--- start of Data entries ---
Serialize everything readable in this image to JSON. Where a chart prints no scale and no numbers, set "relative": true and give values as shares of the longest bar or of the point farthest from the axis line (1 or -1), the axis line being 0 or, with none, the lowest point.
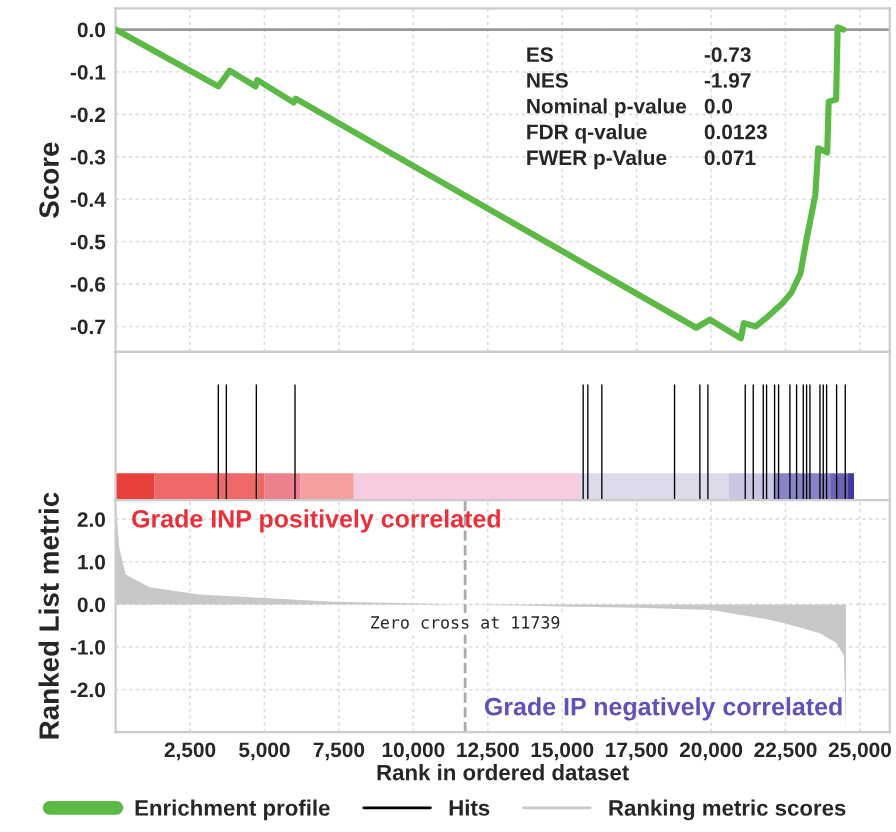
{
  "chart_data": [
    {
      "type": "line",
      "ylabel": "Score",
      "series": [
        {
          "name": "Enrichment profile",
          "color": "#5cb946",
          "x": [
            0,
            3450,
            3700,
            3830,
            4700,
            4760,
            5980,
            6050,
            19500,
            19960,
            21000,
            21100,
            21500,
            21850,
            22400,
            22700,
            23000,
            23200,
            23500,
            23600,
            23900,
            23950,
            24200,
            24250,
            24450
          ],
          "values": [
            0.0,
            -0.134,
            -0.11,
            -0.097,
            -0.134,
            -0.119,
            -0.172,
            -0.163,
            -0.703,
            -0.684,
            -0.728,
            -0.692,
            -0.7,
            -0.68,
            -0.645,
            -0.62,
            -0.575,
            -0.497,
            -0.39,
            -0.28,
            -0.29,
            -0.17,
            -0.165,
            0.005,
            0.0
          ]
        }
      ],
      "xlim": [
        0,
        26000
      ],
      "ylim": [
        -0.76,
        0.05
      ],
      "xticks": [
        2500,
        5000,
        7500,
        10000,
        12500,
        15000,
        17500,
        20000,
        22500,
        25000
      ],
      "yticks": [
        {
          "value": 0,
          "label": "0.0"
        },
        {
          "value": -0.1,
          "label": "-0.1"
        },
        {
          "value": -0.2,
          "label": "-0.2"
        },
        {
          "value": -0.3,
          "label": "-0.3"
        },
        {
          "value": -0.4,
          "label": "-0.4"
        },
        {
          "value": -0.5,
          "label": "-0.5"
        },
        {
          "value": -0.6,
          "label": "-0.6"
        },
        {
          "value": -0.7,
          "label": "-0.7"
        }
      ],
      "ref_lines": [
        {
          "axis": "y",
          "value": 0,
          "color": "#999999"
        }
      ],
      "annotations": [
        "ES",
        "-0.73",
        "NES",
        "-1.97",
        "Nominal p-value",
        "0.0",
        "FDR q-value",
        "0.0123",
        "FWER p-Value",
        "0.071"
      ],
      "grid": true,
      "tick_labels": "y"
    },
    {
      "type": "bar",
      "relative": true,
      "series": [
        {
          "name": "Hits",
          "color": "#000000",
          "x": [
            3450,
            3720,
            4727,
            6026,
            15704,
            15861,
            16331,
            18773,
            19624,
            19893,
            21147,
            21416,
            21752,
            21864,
            22133,
            22267,
            22648,
            22872,
            23096,
            23208,
            23320,
            23656,
            23768,
            23880,
            24216,
            24507
          ],
          "values": [
            1,
            1,
            1,
            1,
            1,
            1,
            1,
            1,
            1,
            1,
            1,
            1,
            1,
            1,
            1,
            1,
            1,
            1,
            1,
            1,
            1,
            1,
            1,
            1,
            1,
            1
          ]
        }
      ],
      "xlim": [
        0,
        26000
      ],
      "tick_labels": false,
      "bands": [
        {
          "axis": "x",
          "from": 0,
          "to": 1300,
          "color": "#e8403a"
        },
        {
          "axis": "x",
          "from": 1300,
          "to": 5000,
          "color": "#f06868"
        },
        {
          "axis": "x",
          "from": 5000,
          "to": 6200,
          "color": "#ee7f8c"
        },
        {
          "axis": "x",
          "from": 6200,
          "to": 8000,
          "color": "#f4a0a0"
        },
        {
          "axis": "x",
          "from": 8000,
          "to": 15600,
          "color": "#f7cce0"
        },
        {
          "axis": "x",
          "from": 15600,
          "to": 20600,
          "color": "#dcdaeb"
        },
        {
          "axis": "x",
          "from": 20600,
          "to": 22100,
          "color": "#c9c6e4"
        },
        {
          "axis": "x",
          "from": 22100,
          "to": 24000,
          "color": "#8884c8"
        },
        {
          "axis": "x",
          "from": 24000,
          "to": 24600,
          "color": "#6c64b4"
        },
        {
          "axis": "x",
          "from": 24600,
          "to": 24800,
          "color": "#3f3aa0"
        }
      ]
    },
    {
      "type": "area",
      "ylabel": "Ranked List metric",
      "xlabel": "Rank in ordered dataset",
      "series": [
        {
          "name": "Ranking metric scores",
          "color": "#c8c8c8",
          "x": [
            0,
            130,
            340,
            1140,
            2800,
            5000,
            7300,
            9500,
            11739,
            13000,
            15000,
            17500,
            20000,
            21800,
            22500,
            23650,
            24200,
            24460,
            24530
          ],
          "values": [
            2.4,
            1.3,
            0.7,
            0.4,
            0.23,
            0.15,
            0.06,
            0.03,
            0.0,
            -0.02,
            -0.05,
            -0.08,
            -0.13,
            -0.34,
            -0.45,
            -0.68,
            -0.9,
            -1.2,
            -2.9
          ]
        }
      ],
      "xlim": [
        0,
        26000
      ],
      "ylim": [
        -3.0,
        2.45
      ],
      "xticks": [
        {
          "value": 2500,
          "label": "2,500"
        },
        {
          "value": 5000,
          "label": "5,000"
        },
        {
          "value": 7500,
          "label": "7,500"
        },
        {
          "value": 10000,
          "label": "10,000"
        },
        {
          "value": 12500,
          "label": "12,500"
        },
        {
          "value": 15000,
          "label": "15,000"
        },
        {
          "value": 17500,
          "label": "17,500"
        },
        {
          "value": 20000,
          "label": "20,000"
        },
        {
          "value": 22500,
          "label": "22,500"
        },
        {
          "value": 25000,
          "label": "25,000"
        }
      ],
      "yticks": [
        {
          "value": 2,
          "label": "2.0"
        },
        {
          "value": 1,
          "label": "1.0"
        },
        {
          "value": 0,
          "label": "0.0"
        },
        {
          "value": -1,
          "label": "-1.0"
        },
        {
          "value": -2,
          "label": "-2.0"
        }
      ],
      "ref_lines": [
        {
          "axis": "x",
          "value": 11739,
          "color": "#aaaaaa",
          "line_style": "dashed"
        }
      ],
      "annotations": [
        "Grade INP positively correlated",
        "Grade IP negatively correlated",
        {
          "text": "Zero cross at 11739",
          "x": 11739,
          "y": 0
        }
      ],
      "grid": true,
      "legend": "bottom"
    }
  ]
}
--- end of Data entries ---
• _What is asked_: Copy each line exactly, and leave the pictures out of your copy.

• _Result of this task_:
Serialize everything readable in this image to JSON. Where a chart prints no scale and no numbers, set "relative": true and give values as shares of the longest bar or of the point farthest from the axis line (1 or -1), the axis line being 0 or, with none, the lowest point.
{
  "chart_data": [
    {
      "type": "line",
      "ylabel": "Score",
      "series": [
        {
          "name": "Enrichment profile",
          "color": "#5cb946",
          "x": [
            0,
            3450,
            3700,
            3830,
            4700,
            4760,
            5980,
            6050,
            19500,
            19960,
            21000,
            21100,
            21500,
            21850,
            22400,
            22700,
            23000,
            23200,
            23500,
            23600,
            23900,
            23950,
            24200,
            24250,
            24450
          ],
          "values": [
            0.0,
            -0.134,
            -0.11,
            -0.097,
            -0.134,
            -0.119,
            -0.172,
            -0.163,
            -0.703,
            -0.684,
            -0.728,
            -0.692,
            -0.7,
            -0.68,
            -0.645,
            -0.62,
            -0.575,
            -0.497,
            -0.39,
            -0.28,
            -0.29,
            -0.17,
            -0.165,
            0.005,
            0.0
          ]
        }
      ],
      "xlim": [
        0,
        26000
      ],
      "ylim": [
        -0.76,
        0.05
      ],
      "xticks": [
        2500,
        5000,
        7500,
        10000,
        12500,
        15000,
        17500,
        20000,
        22500,
        25000
      ],
      "yticks": [
        {
          "value": 0,
          "label": "0.0"
        },
        {
          "value": -0.1,
          "label": "-0.1"
        },
        {
          "value": -0.2,
          "label": "-0.2"
        },
        {
          "value": -0.3,
          "label": "-0.3"
        },
        {
          "value": -0.4,
          "label": "-0.4"
        },
        {
          "value": -0.5,
          "label": "-0.5"
        },
        {
          "value": -0.6,
          "label": "-0.6"
        },
        {
          "value": -0.7,
          "label": "-0.7"
        }
      ],
      "ref_lines": [
        {
          "axis": "y",
          "value": 0,
          "color": "#999999"
        }
      ],
      "annotations": [
        "ES",
        "-0.73",
        "NES",
        "-1.97",
        "Nominal p-value",
        "0.0",
        "FDR q-value",
        "0.0123",
        "FWER p-Value",
        "0.071"
      ],
      "grid": true,
      "tick_labels": "y"
    },
    {
      "type": "bar",
      "relative": true,
      "series": [
        {
          "name": "Hits",
          "color": "#000000",
          "x": [
            3450,
            3720,
            4727,
            6026,
            15704,
            15861,
            16331,
            18773,
            19624,
            19893,
            21147,
            21416,
            21752,
            21864,
            22133,
            22267,
            22648,
            22872,
            23096,
            23208,
            23320,
            23656,
            23768,
            23880,
            24216,
            24507
          ],
          "values": [
            1,
            1,
            1,
            1,
            1,
            1,
            1,
            1,
            1,
            1,
            1,
            1,
            1,
            1,
            1,
            1,
            1,
            1,
            1,
            1,
            1,
            1,
            1,
            1,
            1,
            1
          ]
        }
      ],
      "xlim": [
        0,
        26000
      ],
      "tick_labels": false,
      "bands": [
        {
          "axis": "x",
          "from": 0,
          "to": 1300,
          "color": "#e8403a"
        },
        {
          "axis": "x",
          "from": 1300,
          "to": 5000,
          "color": "#f06868"
        },
        {
          "axis": "x",
          "from": 5000,
          "to": 6200,
          "color": "#ee7f8c"
        },
        {
          "axis": "x",
          "from": 6200,
          "to": 8000,
          "color": "#f4a0a0"
        },
        {
          "axis": "x",
          "from": 8000,
          "to": 15600,
          "color": "#f7cce0"
        },
        {
          "axis": "x",
          "from": 15600,
          "to": 20600,
          "color": "#dcdaeb"
        },
        {
          "axis": "x",
          "from": 20600,
          "to": 22100,
          "color": "#c9c6e4"
        },
        {
          "axis": "x",
          "from": 22100,
          "to": 24000,
          "color": "#8884c8"
        },
        {
          "axis": "x",
          "from": 24000,
          "to": 24600,
          "color": "#6c64b4"
        },
        {
          "axis": "x",
          "from": 24600,
          "to": 24800,
          "color": "#3f3aa0"
        }
      ]
    },
    {
      "type": "area",
      "ylabel": "Ranked List metric",
      "xlabel": "Rank in ordered dataset",
      "series": [
        {
          "name": "Ranking metric scores",
          "color": "#c8c8c8",
          "x": [
            0,
            130,
            340,
            1140,
            2800,
            5000,
            7300,
            9500,
            11739,
            13000,
            15000,
            17500,
            20000,
            21800,
            22500,
            23650,
            24200,
            24460,
            24530
          ],
          "values": [
            2.4,
            1.3,
            0.7,
            0.4,
            0.23,
            0.15,
            0.06,
            0.03,
            0.0,
            -0.02,
            -0.05,
            -0.08,
            -0.13,
            -0.34,
            -0.45,
            -0.68,
            -0.9,
            -1.2,
            -2.9
          ]
        }
      ],
      "xlim": [
        0,
        26000
      ],
      "ylim": [
        -3.0,
        2.45
      ],
      "xticks": [
        {
          "value": 2500,
          "label": "2,500"
        },
        {
          "value": 5000,
          "label": "5,000"
        },
        {
          "value": 7500,
          "label": "7,500"
        },
        {
          "value": 10000,
          "label": "10,000"
        },
        {
          "value": 12500,
          "label": "12,500"
        },
        {
          "value": 15000,
          "label": "15,000"
        },
        {
          "value": 17500,
          "label": "17,500"
        },
        {
          "value": 20000,
          "label": "20,000"
        },
        {
          "value": 22500,
          "label": "22,500"
        },
        {
          "value": 25000,
          "label": "25,000"
        }
      ],
      "yticks": [
        {
          "value": 2,
          "label": "2.0"
        },
        {
          "value": 1,
          "label": "1.0"
        },
        {
          "value": 0,
          "label": "0.0"
        },
        {
          "value": -1,
          "label": "-1.0"
        },
        {
          "value": -2,
          "label": "-2.0"
        }
      ],
      "ref_lines": [
        {
          "axis": "x",
          "value": 11739,
          "color": "#aaaaaa",
          "line_style": "dashed"
        }
      ],
      "annotations": [
        "Grade INP positively correlated",
        "Grade IP negatively correlated",
        {
          "text": "Zero cross at 11739",
          "x": 11739,
          "y": 0
        }
      ],
      "grid": true,
      "legend": "bottom"
    }
  ]
}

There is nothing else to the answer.